» Directive
Go through the records underneath and count the lines that include the string "this". Give nothing but the number.

>> Start

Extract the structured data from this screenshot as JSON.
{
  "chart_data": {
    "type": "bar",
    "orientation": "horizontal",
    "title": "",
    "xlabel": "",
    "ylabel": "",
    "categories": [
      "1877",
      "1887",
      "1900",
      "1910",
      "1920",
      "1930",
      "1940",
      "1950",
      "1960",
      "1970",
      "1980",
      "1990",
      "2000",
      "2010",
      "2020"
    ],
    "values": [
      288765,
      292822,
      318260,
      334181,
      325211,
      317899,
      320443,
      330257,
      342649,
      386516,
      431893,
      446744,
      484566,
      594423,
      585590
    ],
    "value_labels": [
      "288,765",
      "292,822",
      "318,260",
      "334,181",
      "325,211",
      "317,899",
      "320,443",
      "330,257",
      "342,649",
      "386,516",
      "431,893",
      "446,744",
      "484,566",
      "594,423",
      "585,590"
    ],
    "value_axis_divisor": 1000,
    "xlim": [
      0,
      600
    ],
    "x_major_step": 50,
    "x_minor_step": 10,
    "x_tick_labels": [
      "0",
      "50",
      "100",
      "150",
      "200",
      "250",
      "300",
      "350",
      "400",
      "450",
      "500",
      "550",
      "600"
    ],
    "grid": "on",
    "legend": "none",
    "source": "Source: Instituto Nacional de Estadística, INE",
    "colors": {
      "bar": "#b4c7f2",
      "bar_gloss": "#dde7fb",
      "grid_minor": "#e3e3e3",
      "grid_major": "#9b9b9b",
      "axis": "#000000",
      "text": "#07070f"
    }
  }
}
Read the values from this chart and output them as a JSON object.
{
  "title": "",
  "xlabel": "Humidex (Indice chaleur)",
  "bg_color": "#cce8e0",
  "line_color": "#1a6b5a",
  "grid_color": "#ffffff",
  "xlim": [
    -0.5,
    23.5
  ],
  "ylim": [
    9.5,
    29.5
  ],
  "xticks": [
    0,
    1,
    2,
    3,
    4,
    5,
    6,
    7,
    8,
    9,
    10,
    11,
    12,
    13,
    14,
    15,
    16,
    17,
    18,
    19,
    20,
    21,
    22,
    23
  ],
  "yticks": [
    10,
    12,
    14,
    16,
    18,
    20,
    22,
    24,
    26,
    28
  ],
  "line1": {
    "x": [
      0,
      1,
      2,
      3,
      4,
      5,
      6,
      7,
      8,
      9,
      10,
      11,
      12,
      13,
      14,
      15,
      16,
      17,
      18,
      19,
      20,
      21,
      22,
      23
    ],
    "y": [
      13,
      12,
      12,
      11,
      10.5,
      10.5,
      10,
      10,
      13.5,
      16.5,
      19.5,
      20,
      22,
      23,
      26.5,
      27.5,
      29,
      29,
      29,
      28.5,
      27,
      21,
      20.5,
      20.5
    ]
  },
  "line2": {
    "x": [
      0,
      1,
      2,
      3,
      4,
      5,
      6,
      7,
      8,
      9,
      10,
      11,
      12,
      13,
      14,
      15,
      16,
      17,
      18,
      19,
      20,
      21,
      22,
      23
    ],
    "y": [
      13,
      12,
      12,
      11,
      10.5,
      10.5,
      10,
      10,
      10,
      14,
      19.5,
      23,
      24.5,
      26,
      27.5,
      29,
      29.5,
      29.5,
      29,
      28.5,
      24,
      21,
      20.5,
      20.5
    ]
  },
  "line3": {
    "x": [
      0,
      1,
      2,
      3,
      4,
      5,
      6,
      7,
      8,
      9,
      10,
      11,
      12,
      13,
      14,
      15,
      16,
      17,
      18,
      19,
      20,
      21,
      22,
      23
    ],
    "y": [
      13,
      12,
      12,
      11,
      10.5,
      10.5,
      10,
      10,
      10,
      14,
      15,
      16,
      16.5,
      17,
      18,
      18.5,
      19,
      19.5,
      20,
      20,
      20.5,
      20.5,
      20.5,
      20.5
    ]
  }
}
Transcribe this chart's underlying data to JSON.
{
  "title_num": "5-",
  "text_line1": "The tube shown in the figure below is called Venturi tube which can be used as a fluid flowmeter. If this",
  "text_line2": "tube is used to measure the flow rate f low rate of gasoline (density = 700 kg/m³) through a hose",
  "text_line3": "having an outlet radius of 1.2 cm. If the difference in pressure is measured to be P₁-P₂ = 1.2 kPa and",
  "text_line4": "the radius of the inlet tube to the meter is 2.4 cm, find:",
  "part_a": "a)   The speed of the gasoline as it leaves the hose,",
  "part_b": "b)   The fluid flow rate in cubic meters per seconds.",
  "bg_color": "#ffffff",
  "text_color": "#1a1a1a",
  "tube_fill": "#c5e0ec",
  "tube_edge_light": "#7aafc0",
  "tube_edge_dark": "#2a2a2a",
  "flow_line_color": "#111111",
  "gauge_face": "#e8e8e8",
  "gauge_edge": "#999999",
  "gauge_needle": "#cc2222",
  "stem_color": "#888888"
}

>> End

» Completed exercise
4